**Task requirements**
Restate the entries word for word, omitting nothing.

**Extracted material**
□ □ □ □ □

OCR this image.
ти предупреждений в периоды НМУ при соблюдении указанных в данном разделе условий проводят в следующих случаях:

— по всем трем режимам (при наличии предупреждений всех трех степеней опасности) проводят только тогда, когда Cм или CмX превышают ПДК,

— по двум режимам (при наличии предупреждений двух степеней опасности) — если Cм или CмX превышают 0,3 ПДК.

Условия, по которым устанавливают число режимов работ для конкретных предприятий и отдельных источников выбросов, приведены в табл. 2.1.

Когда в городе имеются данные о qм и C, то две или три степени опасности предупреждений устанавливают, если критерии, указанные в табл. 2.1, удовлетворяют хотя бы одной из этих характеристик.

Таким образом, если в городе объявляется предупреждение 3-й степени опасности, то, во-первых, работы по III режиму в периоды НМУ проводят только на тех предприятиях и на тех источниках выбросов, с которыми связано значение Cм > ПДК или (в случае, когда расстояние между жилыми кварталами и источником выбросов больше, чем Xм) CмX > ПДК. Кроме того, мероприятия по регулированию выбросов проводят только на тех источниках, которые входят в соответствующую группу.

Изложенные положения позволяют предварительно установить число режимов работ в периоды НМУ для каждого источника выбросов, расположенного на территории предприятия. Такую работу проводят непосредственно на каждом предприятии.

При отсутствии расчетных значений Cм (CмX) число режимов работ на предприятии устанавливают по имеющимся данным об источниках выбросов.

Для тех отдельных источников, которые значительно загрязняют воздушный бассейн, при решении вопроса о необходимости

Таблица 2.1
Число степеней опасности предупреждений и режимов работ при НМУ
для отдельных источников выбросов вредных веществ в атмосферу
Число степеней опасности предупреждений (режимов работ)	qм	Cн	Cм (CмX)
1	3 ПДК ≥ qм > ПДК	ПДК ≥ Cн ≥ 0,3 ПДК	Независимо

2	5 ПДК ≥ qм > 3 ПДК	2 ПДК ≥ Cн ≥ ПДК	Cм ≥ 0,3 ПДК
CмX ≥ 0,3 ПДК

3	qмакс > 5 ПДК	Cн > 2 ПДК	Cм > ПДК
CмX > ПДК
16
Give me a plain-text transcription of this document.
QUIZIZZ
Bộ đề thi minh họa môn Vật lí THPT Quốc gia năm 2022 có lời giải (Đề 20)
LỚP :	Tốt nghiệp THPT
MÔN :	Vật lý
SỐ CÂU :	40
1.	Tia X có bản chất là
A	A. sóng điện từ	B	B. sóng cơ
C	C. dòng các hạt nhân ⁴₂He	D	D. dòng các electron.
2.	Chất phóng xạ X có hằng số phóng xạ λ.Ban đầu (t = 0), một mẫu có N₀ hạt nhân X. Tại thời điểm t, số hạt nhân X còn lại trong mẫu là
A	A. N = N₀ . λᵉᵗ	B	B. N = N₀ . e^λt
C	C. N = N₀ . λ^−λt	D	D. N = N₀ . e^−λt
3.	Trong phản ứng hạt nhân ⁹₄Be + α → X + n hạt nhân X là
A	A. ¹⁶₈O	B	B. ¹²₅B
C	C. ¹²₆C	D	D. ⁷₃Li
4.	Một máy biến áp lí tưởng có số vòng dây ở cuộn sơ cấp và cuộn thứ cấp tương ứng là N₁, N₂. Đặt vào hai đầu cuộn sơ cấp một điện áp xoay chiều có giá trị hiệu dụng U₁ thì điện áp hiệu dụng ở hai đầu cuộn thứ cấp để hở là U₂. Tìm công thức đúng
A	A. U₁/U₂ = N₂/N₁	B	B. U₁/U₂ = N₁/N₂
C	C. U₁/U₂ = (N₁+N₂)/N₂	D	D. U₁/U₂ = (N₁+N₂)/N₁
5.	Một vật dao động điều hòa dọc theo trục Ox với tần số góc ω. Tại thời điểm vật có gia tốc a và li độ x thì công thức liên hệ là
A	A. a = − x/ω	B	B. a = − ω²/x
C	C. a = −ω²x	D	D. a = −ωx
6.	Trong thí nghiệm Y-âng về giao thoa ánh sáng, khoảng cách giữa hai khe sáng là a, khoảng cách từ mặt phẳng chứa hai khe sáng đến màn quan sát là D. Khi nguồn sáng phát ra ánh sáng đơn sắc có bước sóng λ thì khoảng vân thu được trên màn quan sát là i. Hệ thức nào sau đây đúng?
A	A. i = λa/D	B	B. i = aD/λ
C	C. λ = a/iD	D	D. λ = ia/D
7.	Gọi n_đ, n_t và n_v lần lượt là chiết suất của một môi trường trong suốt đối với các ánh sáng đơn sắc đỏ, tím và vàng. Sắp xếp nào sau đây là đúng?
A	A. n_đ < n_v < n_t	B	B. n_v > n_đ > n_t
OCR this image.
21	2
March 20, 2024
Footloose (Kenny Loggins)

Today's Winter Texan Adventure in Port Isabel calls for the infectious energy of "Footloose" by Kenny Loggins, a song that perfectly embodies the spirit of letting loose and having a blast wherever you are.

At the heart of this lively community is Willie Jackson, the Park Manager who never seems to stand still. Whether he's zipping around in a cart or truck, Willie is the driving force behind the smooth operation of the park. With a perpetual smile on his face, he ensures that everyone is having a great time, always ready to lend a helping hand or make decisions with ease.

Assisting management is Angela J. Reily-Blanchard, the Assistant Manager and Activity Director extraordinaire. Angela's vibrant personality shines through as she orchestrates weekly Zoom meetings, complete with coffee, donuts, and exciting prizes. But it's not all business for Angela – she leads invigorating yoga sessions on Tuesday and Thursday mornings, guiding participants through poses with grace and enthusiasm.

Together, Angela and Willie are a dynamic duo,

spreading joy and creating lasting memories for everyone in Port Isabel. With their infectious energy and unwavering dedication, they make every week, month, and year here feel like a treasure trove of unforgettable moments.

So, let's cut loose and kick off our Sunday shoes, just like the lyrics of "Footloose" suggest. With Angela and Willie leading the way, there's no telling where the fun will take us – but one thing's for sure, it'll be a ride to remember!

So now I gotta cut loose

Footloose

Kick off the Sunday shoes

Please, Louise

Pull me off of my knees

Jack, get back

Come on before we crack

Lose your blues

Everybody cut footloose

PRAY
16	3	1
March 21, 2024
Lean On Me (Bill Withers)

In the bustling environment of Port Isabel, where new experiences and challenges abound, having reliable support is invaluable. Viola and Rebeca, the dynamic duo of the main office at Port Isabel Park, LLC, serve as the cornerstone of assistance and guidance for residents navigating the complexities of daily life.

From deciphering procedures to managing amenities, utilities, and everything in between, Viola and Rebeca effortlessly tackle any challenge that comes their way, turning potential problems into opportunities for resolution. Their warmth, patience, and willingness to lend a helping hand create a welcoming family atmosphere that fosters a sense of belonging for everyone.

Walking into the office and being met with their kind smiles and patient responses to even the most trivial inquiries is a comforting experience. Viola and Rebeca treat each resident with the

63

□ □ □ □ □

**Finished answer**
OCR this image.
ти предупреждений в периоды НМУ при соблюдении указанных в данном разделе условий проводят в следующих случаях:

— по всем трем режимам (при наличии предупреждений всех трех степеней опасности) проводят только тогда, когда Cм или CмX превышают ПДК,

— по двум режимам (при наличии предупреждений двух степеней опасности) — если Cм или CмX превышают 0,3 ПДК.

Условия, по которым устанавливают число режимов работ для конкретных предприятий и отдельных источников выбросов, приведены в табл. 2.1.

Когда в городе имеются данные о qм и C, то две или три степени опасности предупреждений устанавливают, если критерии, указанные в табл. 2.1, удовлетворяют хотя бы одной из этих характеристик.

Таким образом, если в городе объявляется предупреждение 3-й степени опасности, то, во-первых, работы по III режиму в периоды НМУ проводят только на тех предприятиях и на тех источниках выбросов, с которыми связано значение Cм > ПДК или (в случае, когда расстояние между жилыми кварталами и источником выбросов больше, чем Xм) CмX > ПДК. Кроме того, мероприятия по регулированию выбросов проводят только на тех источниках, которые входят в соответствующую группу.

Изложенные положения позволяют предварительно установить число режимов работ в периоды НМУ для каждого источника выбросов, расположенного на территории предприятия. Такую работу проводят непосредственно на каждом предприятии.

При отсутствии расчетных значений Cм (CмX) число режимов работ на предприятии устанавливают по имеющимся данным об источниках выбросов.

Для тех отдельных источников, которые значительно загрязняют воздушный бассейн, при решении вопроса о необходимости

Таблица 2.1
Число степеней опасности предупреждений и режимов работ при НМУ
для отдельных источников выбросов вредных веществ в атмосферу
Число степеней опасности предупреждений (режимов работ)	qм	Cн	Cм (CмX)
1	3 ПДК ≥ qм > ПДК	ПДК ≥ Cн ≥ 0,3 ПДК	Независимо

2	5 ПДК ≥ qм > 3 ПДК	2 ПДК ≥ Cн ≥ ПДК	Cм ≥ 0,3 ПДК
CмX ≥ 0,3 ПДК

3	qмакс > 5 ПДК	Cн > 2 ПДК	Cм > ПДК
CмX > ПДК
16
Give me a plain-text transcription of this document.
QUIZIZZ
Bộ đề thi minh họa môn Vật lí THPT Quốc gia năm 2022 có lời giải (Đề 20)
LỚP :	Tốt nghiệp THPT
MÔN :	Vật lý
SỐ CÂU :	40
1.	Tia X có bản chất là
A	A. sóng điện từ	B	B. sóng cơ
C	C. dòng các hạt nhân ⁴₂He	D	D. dòng các electron.
2.	Chất phóng xạ X có hằng số phóng xạ λ.Ban đầu (t = 0), một mẫu có N₀ hạt nhân X. Tại thời điểm t, số hạt nhân X còn lại trong mẫu là
A	A. N = N₀ . λᵉᵗ	B	B. N = N₀ . e^λt
C	C. N = N₀ . λ^−λt	D	D. N = N₀ . e^−λt
3.	Trong phản ứng hạt nhân ⁹₄Be + α → X + n hạt nhân X là
A	A. ¹⁶₈O	B	B. ¹²₅B
C	C. ¹²₆C	D	D. ⁷₃Li
4.	Một máy biến áp lí tưởng có số vòng dây ở cuộn sơ cấp và cuộn thứ cấp tương ứng là N₁, N₂. Đặt vào hai đầu cuộn sơ cấp một điện áp xoay chiều có giá trị hiệu dụng U₁ thì điện áp hiệu dụng ở hai đầu cuộn thứ cấp để hở là U₂. Tìm công thức đúng
A	A. U₁/U₂ = N₂/N₁	B	B. U₁/U₂ = N₁/N₂
C	C. U₁/U₂ = (N₁+N₂)/N₂	D	D. U₁/U₂ = (N₁+N₂)/N₁
5.	Một vật dao động điều hòa dọc theo trục Ox với tần số góc ω. Tại thời điểm vật có gia tốc a và li độ x thì công thức liên hệ là
A	A. a = − x/ω	B	B. a = − ω²/x
C	C. a = −ω²x	D	D. a = −ωx
6.	Trong thí nghiệm Y-âng về giao thoa ánh sáng, khoảng cách giữa hai khe sáng là a, khoảng cách từ mặt phẳng chứa hai khe sáng đến màn quan sát là D. Khi nguồn sáng phát ra ánh sáng đơn sắc có bước sóng λ thì khoảng vân thu được trên màn quan sát là i. Hệ thức nào sau đây đúng?
A	A. i = λa/D	B	B. i = aD/λ
C	C. λ = a/iD	D	D. λ = ia/D
7.	Gọi n_đ, n_t và n_v lần lượt là chiết suất của một môi trường trong suốt đối với các ánh sáng đơn sắc đỏ, tím và vàng. Sắp xếp nào sau đây là đúng?
A	A. n_đ < n_v < n_t	B	B. n_v > n_đ > n_t
OCR this image.
21	2
March 20, 2024
Footloose (Kenny Loggins)

Today's Winter Texan Adventure in Port Isabel calls for the infectious energy of "Footloose" by Kenny Loggins, a song that perfectly embodies the spirit of letting loose and having a blast wherever you are.

At the heart of this lively community is Willie Jackson, the Park Manager who never seems to stand still. Whether he's zipping around in a cart or truck, Willie is the driving force behind the smooth operation of the park. With a perpetual smile on his face, he ensures that everyone is having a great time, always ready to lend a helping hand or make decisions with ease.

Assisting management is Angela J. Reily-Blanchard, the Assistant Manager and Activity Director extraordinaire. Angela's vibrant personality shines through as she orchestrates weekly Zoom meetings, complete with coffee, donuts, and exciting prizes. But it's not all business for Angela – she leads invigorating yoga sessions on Tuesday and Thursday mornings, guiding participants through poses with grace and enthusiasm.

Together, Angela and Willie are a dynamic duo,

spreading joy and creating lasting memories for everyone in Port Isabel. With their infectious energy and unwavering dedication, they make every week, month, and year here feel like a treasure trove of unforgettable moments.

So, let's cut loose and kick off our Sunday shoes, just like the lyrics of "Footloose" suggest. With Angela and Willie leading the way, there's no telling where the fun will take us – but one thing's for sure, it'll be a ride to remember!

So now I gotta cut loose

Footloose

Kick off the Sunday shoes

Please, Louise

Pull me off of my knees

Jack, get back

Come on before we crack

Lose your blues

Everybody cut footloose

PRAY
16	3	1
March 21, 2024
Lean On Me (Bill Withers)

In the bustling environment of Port Isabel, where new experiences and challenges abound, having reliable support is invaluable. Viola and Rebeca, the dynamic duo of the main office at Port Isabel Park, LLC, serve as the cornerstone of assistance and guidance for residents navigating the complexities of daily life.

From deciphering procedures to managing amenities, utilities, and everything in between, Viola and Rebeca effortlessly tackle any challenge that comes their way, turning potential problems into opportunities for resolution. Their warmth, patience, and willingness to lend a helping hand create a welcoming family atmosphere that fosters a sense of belonging for everyone.

Walking into the office and being met with their kind smiles and patient responses to even the most trivial inquiries is a comforting experience. Viola and Rebeca treat each resident with the

63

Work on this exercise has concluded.